Gather, from the listing beneath this task, every line holding the string "expecting".

> **Records for processing**:
____________________

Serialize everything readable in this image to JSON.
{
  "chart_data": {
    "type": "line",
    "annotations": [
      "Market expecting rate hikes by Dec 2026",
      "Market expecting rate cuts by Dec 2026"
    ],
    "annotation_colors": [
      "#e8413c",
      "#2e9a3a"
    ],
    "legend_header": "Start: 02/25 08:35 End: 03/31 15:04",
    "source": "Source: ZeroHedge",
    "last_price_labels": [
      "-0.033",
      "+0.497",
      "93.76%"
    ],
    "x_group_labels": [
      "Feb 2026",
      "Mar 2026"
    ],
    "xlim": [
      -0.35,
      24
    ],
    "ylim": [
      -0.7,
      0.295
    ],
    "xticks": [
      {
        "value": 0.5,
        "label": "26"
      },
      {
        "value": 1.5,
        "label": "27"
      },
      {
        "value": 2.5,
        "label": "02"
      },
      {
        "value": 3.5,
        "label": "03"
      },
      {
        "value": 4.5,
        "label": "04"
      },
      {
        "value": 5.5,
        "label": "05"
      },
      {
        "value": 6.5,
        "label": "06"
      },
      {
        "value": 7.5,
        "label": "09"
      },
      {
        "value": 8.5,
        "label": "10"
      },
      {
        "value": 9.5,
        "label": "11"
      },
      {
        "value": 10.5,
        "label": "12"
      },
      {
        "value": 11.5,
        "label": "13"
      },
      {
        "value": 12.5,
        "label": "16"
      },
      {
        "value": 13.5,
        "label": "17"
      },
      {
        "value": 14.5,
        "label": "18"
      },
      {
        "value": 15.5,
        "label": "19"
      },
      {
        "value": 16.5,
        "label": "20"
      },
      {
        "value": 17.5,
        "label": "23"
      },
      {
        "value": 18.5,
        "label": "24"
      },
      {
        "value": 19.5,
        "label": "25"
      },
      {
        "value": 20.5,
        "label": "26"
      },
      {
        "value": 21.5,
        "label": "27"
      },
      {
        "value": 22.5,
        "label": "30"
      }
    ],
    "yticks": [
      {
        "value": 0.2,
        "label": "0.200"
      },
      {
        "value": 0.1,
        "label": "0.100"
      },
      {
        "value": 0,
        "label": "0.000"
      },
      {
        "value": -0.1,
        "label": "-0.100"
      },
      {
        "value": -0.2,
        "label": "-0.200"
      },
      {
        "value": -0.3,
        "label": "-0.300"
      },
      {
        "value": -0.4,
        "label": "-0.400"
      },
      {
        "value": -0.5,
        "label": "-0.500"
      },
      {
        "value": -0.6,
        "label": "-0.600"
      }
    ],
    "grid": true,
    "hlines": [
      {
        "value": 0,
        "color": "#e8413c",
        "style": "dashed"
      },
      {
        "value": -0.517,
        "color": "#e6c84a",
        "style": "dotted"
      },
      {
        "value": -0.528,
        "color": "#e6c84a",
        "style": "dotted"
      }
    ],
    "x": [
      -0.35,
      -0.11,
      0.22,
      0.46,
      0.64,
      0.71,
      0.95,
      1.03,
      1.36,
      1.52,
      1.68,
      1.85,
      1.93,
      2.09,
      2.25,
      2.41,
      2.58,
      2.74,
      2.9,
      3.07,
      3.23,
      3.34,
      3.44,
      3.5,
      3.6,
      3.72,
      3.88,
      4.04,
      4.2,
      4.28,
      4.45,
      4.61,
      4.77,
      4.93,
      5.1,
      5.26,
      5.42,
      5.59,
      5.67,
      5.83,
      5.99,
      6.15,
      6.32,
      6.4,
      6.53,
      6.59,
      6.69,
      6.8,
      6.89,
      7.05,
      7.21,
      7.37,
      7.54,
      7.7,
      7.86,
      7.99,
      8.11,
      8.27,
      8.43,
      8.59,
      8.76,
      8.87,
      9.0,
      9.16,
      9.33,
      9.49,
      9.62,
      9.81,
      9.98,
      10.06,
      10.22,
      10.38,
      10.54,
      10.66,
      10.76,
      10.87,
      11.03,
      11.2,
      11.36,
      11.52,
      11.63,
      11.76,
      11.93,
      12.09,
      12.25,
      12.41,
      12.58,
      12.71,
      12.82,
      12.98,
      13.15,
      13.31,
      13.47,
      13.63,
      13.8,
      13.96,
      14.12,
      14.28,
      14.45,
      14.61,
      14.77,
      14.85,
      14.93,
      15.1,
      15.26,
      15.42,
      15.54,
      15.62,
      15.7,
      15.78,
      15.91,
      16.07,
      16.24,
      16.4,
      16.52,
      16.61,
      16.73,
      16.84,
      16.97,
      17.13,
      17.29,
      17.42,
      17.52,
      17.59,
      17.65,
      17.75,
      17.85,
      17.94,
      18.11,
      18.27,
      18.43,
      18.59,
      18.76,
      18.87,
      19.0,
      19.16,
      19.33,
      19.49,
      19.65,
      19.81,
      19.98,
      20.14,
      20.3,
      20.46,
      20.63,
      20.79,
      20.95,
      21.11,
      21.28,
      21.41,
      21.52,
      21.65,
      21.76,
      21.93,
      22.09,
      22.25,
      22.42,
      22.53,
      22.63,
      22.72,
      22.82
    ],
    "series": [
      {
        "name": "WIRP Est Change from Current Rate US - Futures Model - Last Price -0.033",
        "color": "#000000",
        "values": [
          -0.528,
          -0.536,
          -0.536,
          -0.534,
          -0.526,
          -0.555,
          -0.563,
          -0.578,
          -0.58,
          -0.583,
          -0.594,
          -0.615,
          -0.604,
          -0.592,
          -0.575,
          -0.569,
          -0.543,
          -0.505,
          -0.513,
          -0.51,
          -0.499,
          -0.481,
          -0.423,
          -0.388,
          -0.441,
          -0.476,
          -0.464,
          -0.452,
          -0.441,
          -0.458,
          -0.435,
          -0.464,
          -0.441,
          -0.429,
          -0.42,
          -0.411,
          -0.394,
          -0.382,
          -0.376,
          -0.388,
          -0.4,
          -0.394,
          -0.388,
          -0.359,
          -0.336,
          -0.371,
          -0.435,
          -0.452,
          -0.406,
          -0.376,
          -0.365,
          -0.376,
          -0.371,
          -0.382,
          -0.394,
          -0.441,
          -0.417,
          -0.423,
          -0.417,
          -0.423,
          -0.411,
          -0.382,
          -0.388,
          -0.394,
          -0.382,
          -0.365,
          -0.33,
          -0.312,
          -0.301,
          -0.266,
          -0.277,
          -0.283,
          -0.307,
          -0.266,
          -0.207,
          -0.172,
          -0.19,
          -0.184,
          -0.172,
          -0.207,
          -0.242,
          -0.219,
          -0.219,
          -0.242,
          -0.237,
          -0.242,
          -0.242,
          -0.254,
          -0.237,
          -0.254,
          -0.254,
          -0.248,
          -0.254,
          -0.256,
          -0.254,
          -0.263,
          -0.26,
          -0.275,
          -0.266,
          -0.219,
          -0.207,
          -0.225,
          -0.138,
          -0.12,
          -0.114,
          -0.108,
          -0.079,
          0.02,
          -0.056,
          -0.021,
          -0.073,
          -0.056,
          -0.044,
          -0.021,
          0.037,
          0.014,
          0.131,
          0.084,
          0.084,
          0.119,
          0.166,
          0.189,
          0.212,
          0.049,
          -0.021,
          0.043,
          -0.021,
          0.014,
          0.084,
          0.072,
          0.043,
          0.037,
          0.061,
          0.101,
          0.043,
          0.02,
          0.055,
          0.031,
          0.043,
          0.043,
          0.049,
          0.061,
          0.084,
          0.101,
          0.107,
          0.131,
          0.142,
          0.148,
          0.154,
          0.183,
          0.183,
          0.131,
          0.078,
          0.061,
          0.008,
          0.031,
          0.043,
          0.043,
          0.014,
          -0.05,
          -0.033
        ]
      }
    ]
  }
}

____________________

> **Solution**:
      "Market expecting rate hikes by Dec 2026",
      "Market expecting rate cuts by Dec 2026"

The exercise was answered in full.